[Stored items from a collection]
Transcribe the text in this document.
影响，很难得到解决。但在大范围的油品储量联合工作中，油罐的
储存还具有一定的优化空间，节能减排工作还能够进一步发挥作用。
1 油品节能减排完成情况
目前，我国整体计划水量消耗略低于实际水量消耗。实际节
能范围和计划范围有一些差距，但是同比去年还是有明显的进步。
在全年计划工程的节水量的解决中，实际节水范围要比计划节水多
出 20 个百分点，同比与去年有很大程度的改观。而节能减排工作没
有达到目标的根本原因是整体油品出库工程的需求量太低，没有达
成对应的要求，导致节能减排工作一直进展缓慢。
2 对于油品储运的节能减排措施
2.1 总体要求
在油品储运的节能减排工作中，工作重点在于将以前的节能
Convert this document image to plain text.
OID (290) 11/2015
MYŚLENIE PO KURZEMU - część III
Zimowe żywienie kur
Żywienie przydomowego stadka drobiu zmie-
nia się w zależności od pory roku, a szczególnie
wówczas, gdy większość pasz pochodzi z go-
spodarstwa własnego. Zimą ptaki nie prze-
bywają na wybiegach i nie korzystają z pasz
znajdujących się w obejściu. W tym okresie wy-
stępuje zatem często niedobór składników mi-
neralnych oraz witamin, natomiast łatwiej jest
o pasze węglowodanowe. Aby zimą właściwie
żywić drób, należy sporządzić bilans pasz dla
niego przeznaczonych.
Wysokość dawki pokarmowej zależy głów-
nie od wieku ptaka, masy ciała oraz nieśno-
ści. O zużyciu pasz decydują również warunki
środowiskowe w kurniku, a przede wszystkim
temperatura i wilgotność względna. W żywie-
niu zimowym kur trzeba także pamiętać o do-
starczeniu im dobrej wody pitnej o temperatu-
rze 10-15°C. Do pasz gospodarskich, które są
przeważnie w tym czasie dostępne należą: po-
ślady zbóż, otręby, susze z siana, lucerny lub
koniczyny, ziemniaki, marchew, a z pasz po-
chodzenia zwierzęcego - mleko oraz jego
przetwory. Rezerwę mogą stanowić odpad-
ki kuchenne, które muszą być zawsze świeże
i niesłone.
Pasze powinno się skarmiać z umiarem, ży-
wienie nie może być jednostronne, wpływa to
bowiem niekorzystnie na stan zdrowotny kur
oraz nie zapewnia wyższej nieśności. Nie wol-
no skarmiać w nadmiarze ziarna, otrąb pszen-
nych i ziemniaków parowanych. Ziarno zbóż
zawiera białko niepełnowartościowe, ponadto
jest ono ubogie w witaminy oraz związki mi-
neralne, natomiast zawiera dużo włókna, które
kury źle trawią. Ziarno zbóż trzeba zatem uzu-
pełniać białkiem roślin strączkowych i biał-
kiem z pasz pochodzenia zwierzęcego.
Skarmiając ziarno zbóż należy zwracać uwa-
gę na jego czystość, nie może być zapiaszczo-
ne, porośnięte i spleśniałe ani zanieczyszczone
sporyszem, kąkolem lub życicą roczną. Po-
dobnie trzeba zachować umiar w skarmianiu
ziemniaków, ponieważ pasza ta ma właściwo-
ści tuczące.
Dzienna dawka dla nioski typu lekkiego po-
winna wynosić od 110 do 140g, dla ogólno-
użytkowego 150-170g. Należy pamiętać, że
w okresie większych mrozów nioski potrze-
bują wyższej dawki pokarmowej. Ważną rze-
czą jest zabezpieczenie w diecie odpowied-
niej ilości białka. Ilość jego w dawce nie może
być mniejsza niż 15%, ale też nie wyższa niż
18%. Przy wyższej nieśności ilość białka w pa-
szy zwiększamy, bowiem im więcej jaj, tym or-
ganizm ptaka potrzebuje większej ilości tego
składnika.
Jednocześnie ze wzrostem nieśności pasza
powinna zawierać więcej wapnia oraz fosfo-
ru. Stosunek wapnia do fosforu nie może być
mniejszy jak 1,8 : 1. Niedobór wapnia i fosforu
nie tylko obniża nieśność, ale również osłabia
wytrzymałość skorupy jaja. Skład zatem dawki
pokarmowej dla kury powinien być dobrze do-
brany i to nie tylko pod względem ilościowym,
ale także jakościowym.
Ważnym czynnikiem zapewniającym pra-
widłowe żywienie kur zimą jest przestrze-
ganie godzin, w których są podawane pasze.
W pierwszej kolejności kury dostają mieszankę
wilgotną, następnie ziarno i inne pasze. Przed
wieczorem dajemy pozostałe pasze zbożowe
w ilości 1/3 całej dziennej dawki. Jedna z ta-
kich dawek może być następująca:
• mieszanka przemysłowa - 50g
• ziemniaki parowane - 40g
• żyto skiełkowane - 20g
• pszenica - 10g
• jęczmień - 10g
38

Aim of the exercise: Go through the listing and print each line exactly as it appears.

In response:
Transcribe the text in this document.
影响，很难得到解决。但在大范围的油品储量联合工作中，油罐的
储存还具有一定的优化空间，节能减排工作还能够进一步发挥作用。
1 油品节能减排完成情况
目前，我国整体计划水量消耗略低于实际水量消耗。实际节
能范围和计划范围有一些差距，但是同比去年还是有明显的进步。
在全年计划工程的节水量的解决中，实际节水范围要比计划节水多
出 20 个百分点，同比与去年有很大程度的改观。而节能减排工作没
有达到目标的根本原因是整体油品出库工程的需求量太低，没有达
成对应的要求，导致节能减排工作一直进展缓慢。
2 对于油品储运的节能减排措施
2.1 总体要求
在油品储运的节能减排工作中，工作重点在于将以前的节能
Convert this document image to plain text.
OID (290) 11/2015
MYŚLENIE PO KURZEMU - część III
Zimowe żywienie kur
Żywienie przydomowego stadka drobiu zmie-
nia się w zależności od pory roku, a szczególnie
wówczas, gdy większość pasz pochodzi z go-
spodarstwa własnego. Zimą ptaki nie prze-
bywają na wybiegach i nie korzystają z pasz
znajdujących się w obejściu. W tym okresie wy-
stępuje zatem często niedobór składników mi-
neralnych oraz witamin, natomiast łatwiej jest
o pasze węglowodanowe. Aby zimą właściwie
żywić drób, należy sporządzić bilans pasz dla
niego przeznaczonych.
Wysokość dawki pokarmowej zależy głów-
nie od wieku ptaka, masy ciała oraz nieśno-
ści. O zużyciu pasz decydują również warunki
środowiskowe w kurniku, a przede wszystkim
temperatura i wilgotność względna. W żywie-
niu zimowym kur trzeba także pamiętać o do-
starczeniu im dobrej wody pitnej o temperatu-
rze 10-15°C. Do pasz gospodarskich, które są
przeważnie w tym czasie dostępne należą: po-
ślady zbóż, otręby, susze z siana, lucerny lub
koniczyny, ziemniaki, marchew, a z pasz po-
chodzenia zwierzęcego - mleko oraz jego
przetwory. Rezerwę mogą stanowić odpad-
ki kuchenne, które muszą być zawsze świeże
i niesłone.
Pasze powinno się skarmiać z umiarem, ży-
wienie nie może być jednostronne, wpływa to
bowiem niekorzystnie na stan zdrowotny kur
oraz nie zapewnia wyższej nieśności. Nie wol-
no skarmiać w nadmiarze ziarna, otrąb pszen-
nych i ziemniaków parowanych. Ziarno zbóż
zawiera białko niepełnowartościowe, ponadto
jest ono ubogie w witaminy oraz związki mi-
neralne, natomiast zawiera dużo włókna, które
kury źle trawią. Ziarno zbóż trzeba zatem uzu-
pełniać białkiem roślin strączkowych i biał-
kiem z pasz pochodzenia zwierzęcego.
Skarmiając ziarno zbóż należy zwracać uwa-
gę na jego czystość, nie może być zapiaszczo-
ne, porośnięte i spleśniałe ani zanieczyszczone
sporyszem, kąkolem lub życicą roczną. Po-
dobnie trzeba zachować umiar w skarmianiu
ziemniaków, ponieważ pasza ta ma właściwo-
ści tuczące.
Dzienna dawka dla nioski typu lekkiego po-
winna wynosić od 110 do 140g, dla ogólno-
użytkowego 150-170g. Należy pamiętać, że
w okresie większych mrozów nioski potrze-
bują wyższej dawki pokarmowej. Ważną rze-
czą jest zabezpieczenie w diecie odpowied-
niej ilości białka. Ilość jego w dawce nie może
być mniejsza niż 15%, ale też nie wyższa niż
18%. Przy wyższej nieśności ilość białka w pa-
szy zwiększamy, bowiem im więcej jaj, tym or-
ganizm ptaka potrzebuje większej ilości tego
składnika.
Jednocześnie ze wzrostem nieśności pasza
powinna zawierać więcej wapnia oraz fosfo-
ru. Stosunek wapnia do fosforu nie może być
mniejszy jak 1,8 : 1. Niedobór wapnia i fosforu
nie tylko obniża nieśność, ale również osłabia
wytrzymałość skorupy jaja. Skład zatem dawki
pokarmowej dla kury powinien być dobrze do-
brany i to nie tylko pod względem ilościowym,
ale także jakościowym.
Ważnym czynnikiem zapewniającym pra-
widłowe żywienie kur zimą jest przestrze-
ganie godzin, w których są podawane pasze.
W pierwszej kolejności kury dostają mieszankę
wilgotną, następnie ziarno i inne pasze. Przed
wieczorem dajemy pozostałe pasze zbożowe
w ilości 1/3 całej dziennej dawki. Jedna z ta-
kich dawek może być następująca:
• mieszanka przemysłowa - 50g
• ziemniaki parowane - 40g
• żyto skiełkowane - 20g
• pszenica - 10g
• jęczmień - 10g
38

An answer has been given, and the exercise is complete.